**AIM OF THE EXERCISE**
Transcribe all the records exactly and omit any images they hold.

** Start DATASET EXTRACT **

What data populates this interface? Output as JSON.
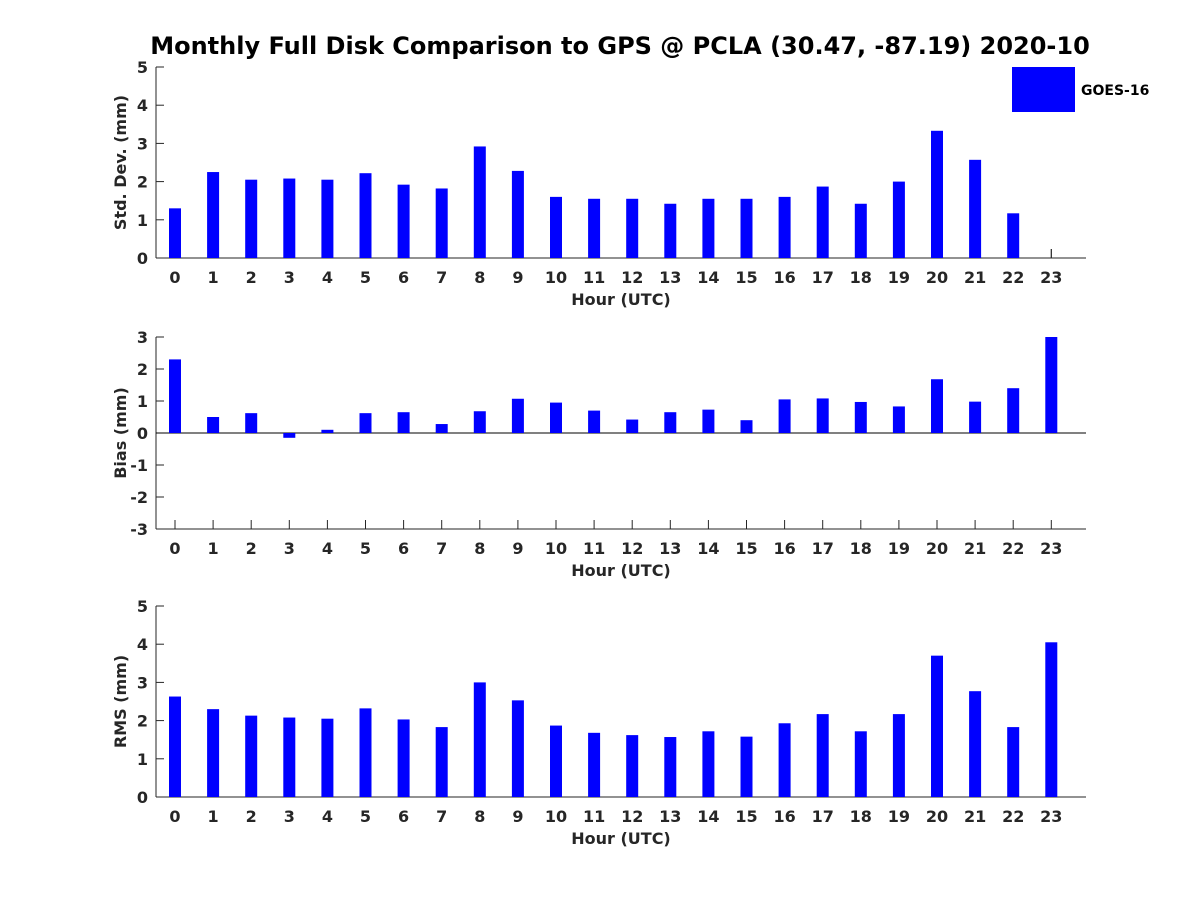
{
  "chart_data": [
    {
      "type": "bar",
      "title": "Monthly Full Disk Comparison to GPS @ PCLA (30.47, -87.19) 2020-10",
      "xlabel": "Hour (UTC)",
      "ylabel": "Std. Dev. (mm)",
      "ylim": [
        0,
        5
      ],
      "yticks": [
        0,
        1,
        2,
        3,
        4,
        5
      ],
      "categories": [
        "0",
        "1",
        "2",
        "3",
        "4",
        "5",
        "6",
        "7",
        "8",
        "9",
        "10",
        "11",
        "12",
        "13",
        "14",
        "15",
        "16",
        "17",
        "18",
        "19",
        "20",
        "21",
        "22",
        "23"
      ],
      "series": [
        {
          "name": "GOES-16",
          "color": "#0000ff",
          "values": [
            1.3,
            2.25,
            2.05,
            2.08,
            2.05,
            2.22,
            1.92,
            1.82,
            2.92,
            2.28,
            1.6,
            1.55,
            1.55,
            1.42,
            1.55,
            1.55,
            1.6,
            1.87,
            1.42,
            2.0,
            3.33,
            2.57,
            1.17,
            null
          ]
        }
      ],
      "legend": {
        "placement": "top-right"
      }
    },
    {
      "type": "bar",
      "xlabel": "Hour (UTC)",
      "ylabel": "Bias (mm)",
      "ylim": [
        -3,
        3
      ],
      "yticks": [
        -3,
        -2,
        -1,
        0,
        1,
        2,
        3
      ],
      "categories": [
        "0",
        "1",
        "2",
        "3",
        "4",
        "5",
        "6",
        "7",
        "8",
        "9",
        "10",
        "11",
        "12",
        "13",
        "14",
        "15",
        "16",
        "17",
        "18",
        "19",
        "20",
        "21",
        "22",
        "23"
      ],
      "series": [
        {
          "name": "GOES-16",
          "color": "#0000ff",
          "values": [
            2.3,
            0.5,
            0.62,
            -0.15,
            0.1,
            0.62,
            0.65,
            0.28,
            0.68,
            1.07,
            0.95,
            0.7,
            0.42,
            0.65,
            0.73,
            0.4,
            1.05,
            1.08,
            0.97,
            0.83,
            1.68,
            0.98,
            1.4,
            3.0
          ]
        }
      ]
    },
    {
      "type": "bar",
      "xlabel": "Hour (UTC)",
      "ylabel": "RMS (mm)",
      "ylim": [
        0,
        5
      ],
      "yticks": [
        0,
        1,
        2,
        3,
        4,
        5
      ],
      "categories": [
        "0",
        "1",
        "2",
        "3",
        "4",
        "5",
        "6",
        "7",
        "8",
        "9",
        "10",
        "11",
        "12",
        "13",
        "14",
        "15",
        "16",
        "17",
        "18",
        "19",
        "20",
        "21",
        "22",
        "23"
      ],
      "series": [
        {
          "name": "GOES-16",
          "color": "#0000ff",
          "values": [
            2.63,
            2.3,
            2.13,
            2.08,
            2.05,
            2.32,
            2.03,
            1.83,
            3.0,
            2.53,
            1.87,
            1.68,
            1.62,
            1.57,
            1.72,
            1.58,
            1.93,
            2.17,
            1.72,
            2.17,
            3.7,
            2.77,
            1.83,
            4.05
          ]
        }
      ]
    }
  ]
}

** End DATASET EXTRACT **

**ANSWER TO THE TASK**
What data populates this interface? Output as JSON.
{
  "chart_data": [
    {
      "type": "bar",
      "title": "Monthly Full Disk Comparison to GPS @ PCLA (30.47, -87.19) 2020-10",
      "xlabel": "Hour (UTC)",
      "ylabel": "Std. Dev. (mm)",
      "ylim": [
        0,
        5
      ],
      "yticks": [
        0,
        1,
        2,
        3,
        4,
        5
      ],
      "categories": [
        "0",
        "1",
        "2",
        "3",
        "4",
        "5",
        "6",
        "7",
        "8",
        "9",
        "10",
        "11",
        "12",
        "13",
        "14",
        "15",
        "16",
        "17",
        "18",
        "19",
        "20",
        "21",
        "22",
        "23"
      ],
      "series": [
        {
          "name": "GOES-16",
          "color": "#0000ff",
          "values": [
            1.3,
            2.25,
            2.05,
            2.08,
            2.05,
            2.22,
            1.92,
            1.82,
            2.92,
            2.28,
            1.6,
            1.55,
            1.55,
            1.42,
            1.55,
            1.55,
            1.6,
            1.87,
            1.42,
            2.0,
            3.33,
            2.57,
            1.17,
            null
          ]
        }
      ],
      "legend": {
        "placement": "top-right"
      }
    },
    {
      "type": "bar",
      "xlabel": "Hour (UTC)",
      "ylabel": "Bias (mm)",
      "ylim": [
        -3,
        3
      ],
      "yticks": [
        -3,
        -2,
        -1,
        0,
        1,
        2,
        3
      ],
      "categories": [
        "0",
        "1",
        "2",
        "3",
        "4",
        "5",
        "6",
        "7",
        "8",
        "9",
        "10",
        "11",
        "12",
        "13",
        "14",
        "15",
        "16",
        "17",
        "18",
        "19",
        "20",
        "21",
        "22",
        "23"
      ],
      "series": [
        {
          "name": "GOES-16",
          "color": "#0000ff",
          "values": [
            2.3,
            0.5,
            0.62,
            -0.15,
            0.1,
            0.62,
            0.65,
            0.28,
            0.68,
            1.07,
            0.95,
            0.7,
            0.42,
            0.65,
            0.73,
            0.4,
            1.05,
            1.08,
            0.97,
            0.83,
            1.68,
            0.98,
            1.4,
            3.0
          ]
        }
      ]
    },
    {
      "type": "bar",
      "xlabel": "Hour (UTC)",
      "ylabel": "RMS (mm)",
      "ylim": [
        0,
        5
      ],
      "yticks": [
        0,
        1,
        2,
        3,
        4,
        5
      ],
      "categories": [
        "0",
        "1",
        "2",
        "3",
        "4",
        "5",
        "6",
        "7",
        "8",
        "9",
        "10",
        "11",
        "12",
        "13",
        "14",
        "15",
        "16",
        "17",
        "18",
        "19",
        "20",
        "21",
        "22",
        "23"
      ],
      "series": [
        {
          "name": "GOES-16",
          "color": "#0000ff",
          "values": [
            2.63,
            2.3,
            2.13,
            2.08,
            2.05,
            2.32,
            2.03,
            1.83,
            3.0,
            2.53,
            1.87,
            1.68,
            1.62,
            1.57,
            1.72,
            1.58,
            1.93,
            2.17,
            1.72,
            2.17,
            3.7,
            2.77,
            1.83,
            4.05
          ]
        }
      ]
    }
  ]
}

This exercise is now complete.